• _The request_: Rewrite the material below with every "tick-label" replaced by "axis-label" and nothing else altered, leaving the pictures out of your answer.

Spatial annotation entries:
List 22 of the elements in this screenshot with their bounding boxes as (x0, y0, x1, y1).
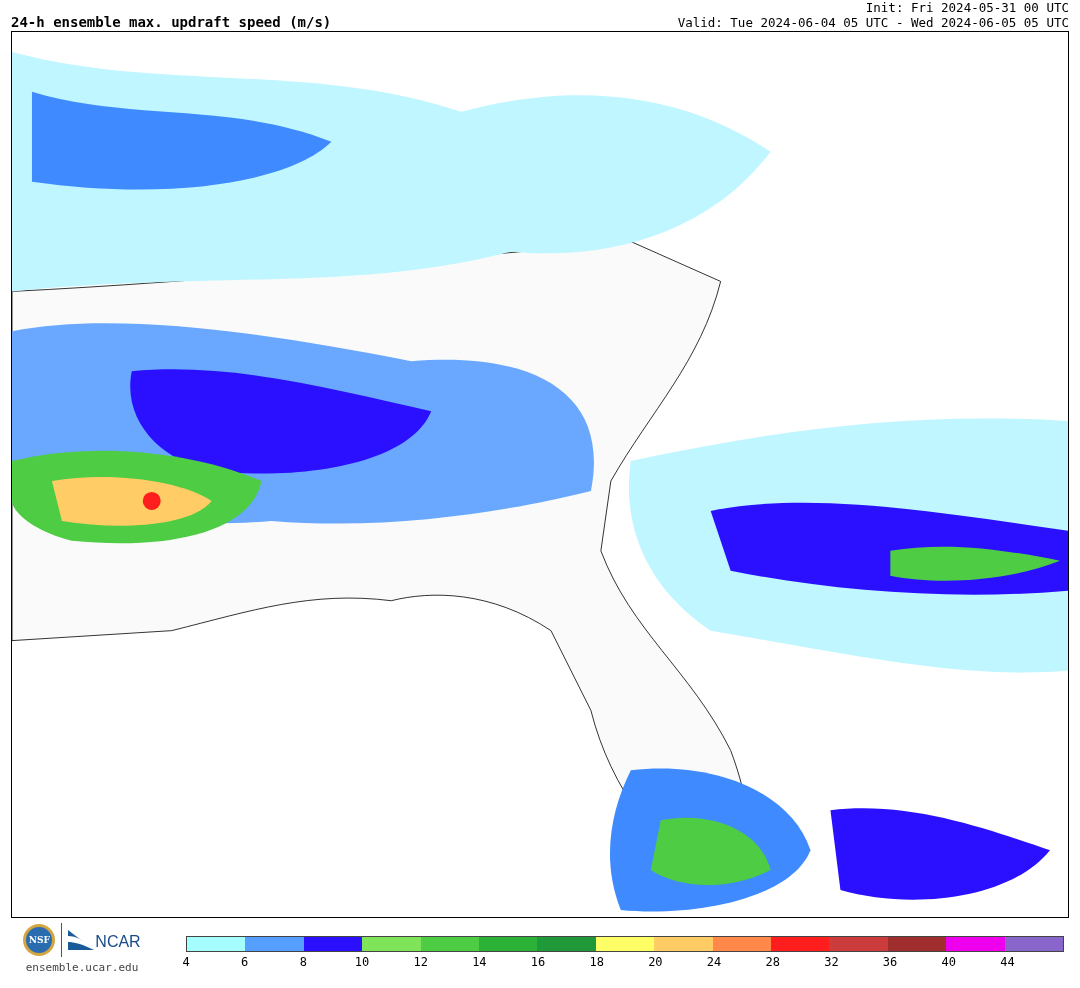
tick-label: 44 (1000, 955, 1015, 969)
tick-label: 18 (589, 955, 604, 969)
tick-label: 16 (530, 955, 546, 969)
tick-label: 10 (354, 955, 370, 969)
tick-label: 28 (765, 955, 780, 969)
tick-label: 4 (182, 955, 190, 969)
init-time: Init: Fri 2024-05-31 00 UTC (865, 0, 1069, 15)
tick-label: 40 (941, 955, 956, 969)
tick-label: 20 (648, 955, 663, 969)
tick-label: 14 (472, 955, 487, 969)
tick-label: 36 (882, 955, 898, 969)
seal-logo: NSF (23, 924, 56, 956)
tick-label: 24 (706, 955, 722, 969)
tick-label: 12 (413, 955, 428, 969)
ncar-wordmark: NCAR (95, 933, 141, 950)
valid-period: Valid: Tue 2024-06-04 05 UTC - Wed 2024-06-05 05 UTC (677, 15, 1069, 30)
wave-icon (68, 930, 95, 950)
plot-title: 24-h ensemble max. updraft speed (m/s) (11, 14, 332, 30)
tick-label: 8 (299, 955, 307, 969)
tick-label: 6 (241, 955, 249, 969)
site-url: ensemble.ucar.edu (25, 961, 139, 974)
tick-label: 32 (824, 955, 839, 969)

• _Correct response_:
List 22 of the elements in this screenshot with their bounding boxes as (x0, y0, x1, y1).
axis-label: 44 (1000, 955, 1015, 969)
axis-label: 18 (589, 955, 604, 969)
axis-label: 16 (530, 955, 546, 969)
axis-label: 10 (354, 955, 370, 969)
axis-label: 28 (765, 955, 780, 969)
axis-label: 4 (182, 955, 190, 969)
init-time: Init: Fri 2024-05-31 00 UTC (865, 0, 1069, 15)
axis-label: 40 (941, 955, 956, 969)
axis-label: 20 (648, 955, 663, 969)
axis-label: 14 (472, 955, 487, 969)
axis-label: 36 (882, 955, 898, 969)
seal-logo: NSF (23, 924, 56, 956)
axis-label: 24 (706, 955, 722, 969)
axis-label: 12 (413, 955, 428, 969)
ncar-wordmark: NCAR (95, 933, 141, 950)
valid-period: Valid: Tue 2024-06-04 05 UTC - Wed 2024-06-05 05 UTC (677, 15, 1069, 30)
wave-icon (68, 930, 95, 950)
plot-title: 24-h ensemble max. updraft speed (m/s) (11, 14, 332, 30)
axis-label: 8 (299, 955, 307, 969)
axis-label: 6 (241, 955, 249, 969)
site-url: ensemble.ucar.edu (25, 961, 139, 974)
axis-label: 32 (824, 955, 839, 969)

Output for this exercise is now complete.